[start Information supplied]

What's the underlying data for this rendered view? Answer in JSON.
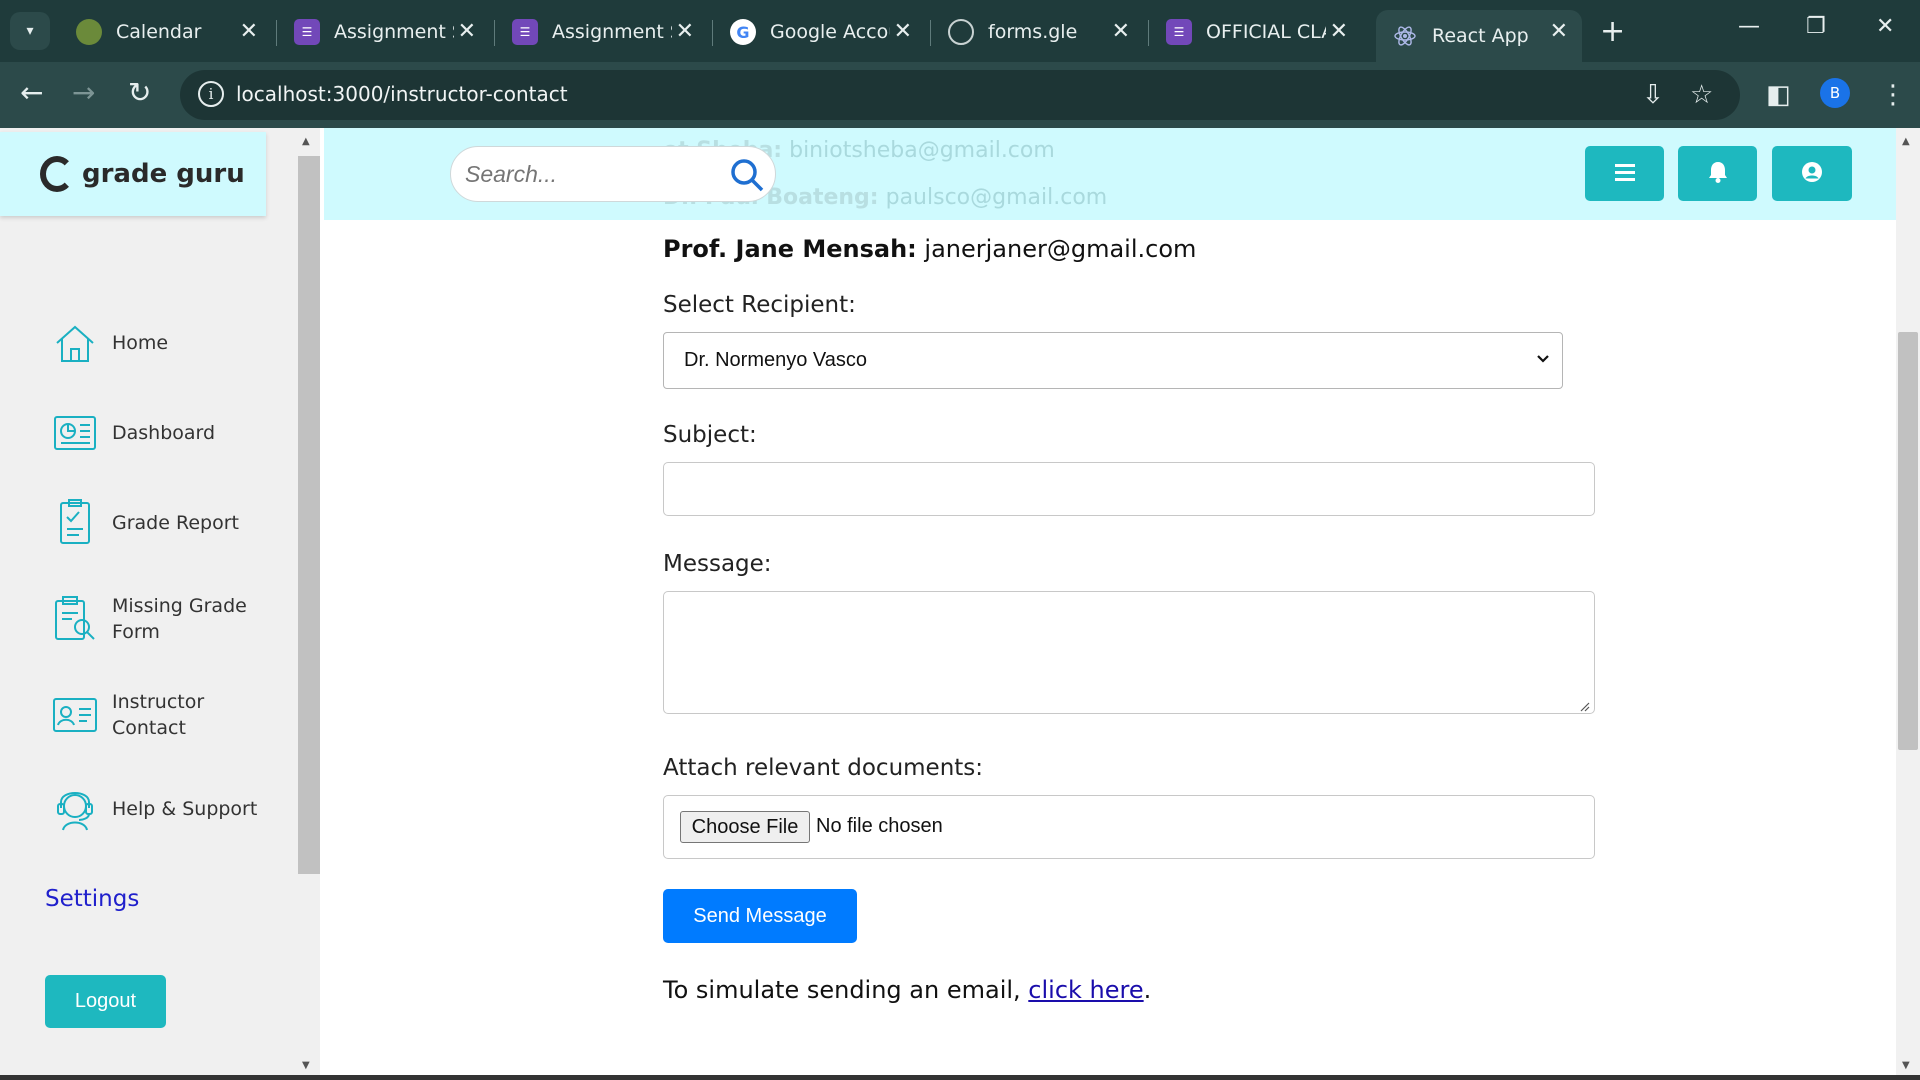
{
  "browser": {
    "tabs": [
      {
        "title": "Calendar",
        "icon": "calendar-favicon"
      },
      {
        "title": "Assignment Su",
        "icon": "forms-favicon"
      },
      {
        "title": "Assignment Su",
        "icon": "forms-favicon"
      },
      {
        "title": "Google Accou",
        "icon": "google-favicon"
      },
      {
        "title": "forms.gle",
        "icon": "globe-favicon"
      },
      {
        "title": "OFFICIAL CLA",
        "icon": "forms-favicon"
      },
      {
        "title": "React App",
        "icon": "react-favicon",
        "active": true
      }
    ],
    "url": "localhost:3000/instructor-contact",
    "profile_initial": "B"
  },
  "app": {
    "brand": "grade guru",
    "search_placeholder": "Search...",
    "header_faded": [
      {
        "name": "ot Sheba:",
        "email": "biniotsheba@gmail.com"
      },
      {
        "name": "Dr. Paul Boateng:",
        "email": "paulsco@gmail.com"
      }
    ],
    "sidebar": {
      "items": [
        {
          "label": "Home",
          "icon": "home-icon"
        },
        {
          "label": "Dashboard",
          "icon": "dashboard-icon"
        },
        {
          "label": "Grade Report",
          "icon": "grade-report-icon"
        },
        {
          "label": "Missing Grade Form",
          "icon": "missing-grade-icon"
        },
        {
          "label": "Instructor Contact",
          "icon": "contact-card-icon"
        },
        {
          "label": "Help & Support",
          "icon": "support-icon"
        }
      ],
      "settings_label": "Settings",
      "logout_label": "Logout"
    },
    "form": {
      "contact": {
        "name": "Prof. Jane Mensah:",
        "email": "janerjaner@gmail.com"
      },
      "recipient_label": "Select Recipient:",
      "recipient_value": "Dr. Normenyo Vasco",
      "subject_label": "Subject:",
      "subject_value": "",
      "message_label": "Message:",
      "message_value": "",
      "attach_label": "Attach relevant documents:",
      "choose_file_label": "Choose File",
      "no_file_text": "No file chosen",
      "send_label": "Send Message",
      "simulate_text": "To simulate sending an email, ",
      "simulate_link": "click here",
      "simulate_end": "."
    }
  },
  "colors": {
    "header_bg": "#cffafe",
    "accent_teal": "#1eb8bf",
    "send_blue": "#007bff",
    "chrome_dark": "#1f3b3b"
  }
}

[end Information supplied]

▶ _Problem to work on_
Reproduce the material above verbatim; omit every picture.

▶ _Result of this exercise_
What's the underlying data for this rendered view? Answer in JSON.
{
  "browser": {
    "tabs": [
      {
        "title": "Calendar",
        "icon": "calendar-favicon"
      },
      {
        "title": "Assignment Su",
        "icon": "forms-favicon"
      },
      {
        "title": "Assignment Su",
        "icon": "forms-favicon"
      },
      {
        "title": "Google Accou",
        "icon": "google-favicon"
      },
      {
        "title": "forms.gle",
        "icon": "globe-favicon"
      },
      {
        "title": "OFFICIAL CLA",
        "icon": "forms-favicon"
      },
      {
        "title": "React App",
        "icon": "react-favicon",
        "active": true
      }
    ],
    "url": "localhost:3000/instructor-contact",
    "profile_initial": "B"
  },
  "app": {
    "brand": "grade guru",
    "search_placeholder": "Search...",
    "header_faded": [
      {
        "name": "ot Sheba:",
        "email": "biniotsheba@gmail.com"
      },
      {
        "name": "Dr. Paul Boateng:",
        "email": "paulsco@gmail.com"
      }
    ],
    "sidebar": {
      "items": [
        {
          "label": "Home",
          "icon": "home-icon"
        },
        {
          "label": "Dashboard",
          "icon": "dashboard-icon"
        },
        {
          "label": "Grade Report",
          "icon": "grade-report-icon"
        },
        {
          "label": "Missing Grade Form",
          "icon": "missing-grade-icon"
        },
        {
          "label": "Instructor Contact",
          "icon": "contact-card-icon"
        },
        {
          "label": "Help & Support",
          "icon": "support-icon"
        }
      ],
      "settings_label": "Settings",
      "logout_label": "Logout"
    },
    "form": {
      "contact": {
        "name": "Prof. Jane Mensah:",
        "email": "janerjaner@gmail.com"
      },
      "recipient_label": "Select Recipient:",
      "recipient_value": "Dr. Normenyo Vasco",
      "subject_label": "Subject:",
      "subject_value": "",
      "message_label": "Message:",
      "message_value": "",
      "attach_label": "Attach relevant documents:",
      "choose_file_label": "Choose File",
      "no_file_text": "No file chosen",
      "send_label": "Send Message",
      "simulate_text": "To simulate sending an email, ",
      "simulate_link": "click here",
      "simulate_end": "."
    }
  },
  "colors": {
    "header_bg": "#cffafe",
    "accent_teal": "#1eb8bf",
    "send_blue": "#007bff",
    "chrome_dark": "#1f3b3b"
  }
}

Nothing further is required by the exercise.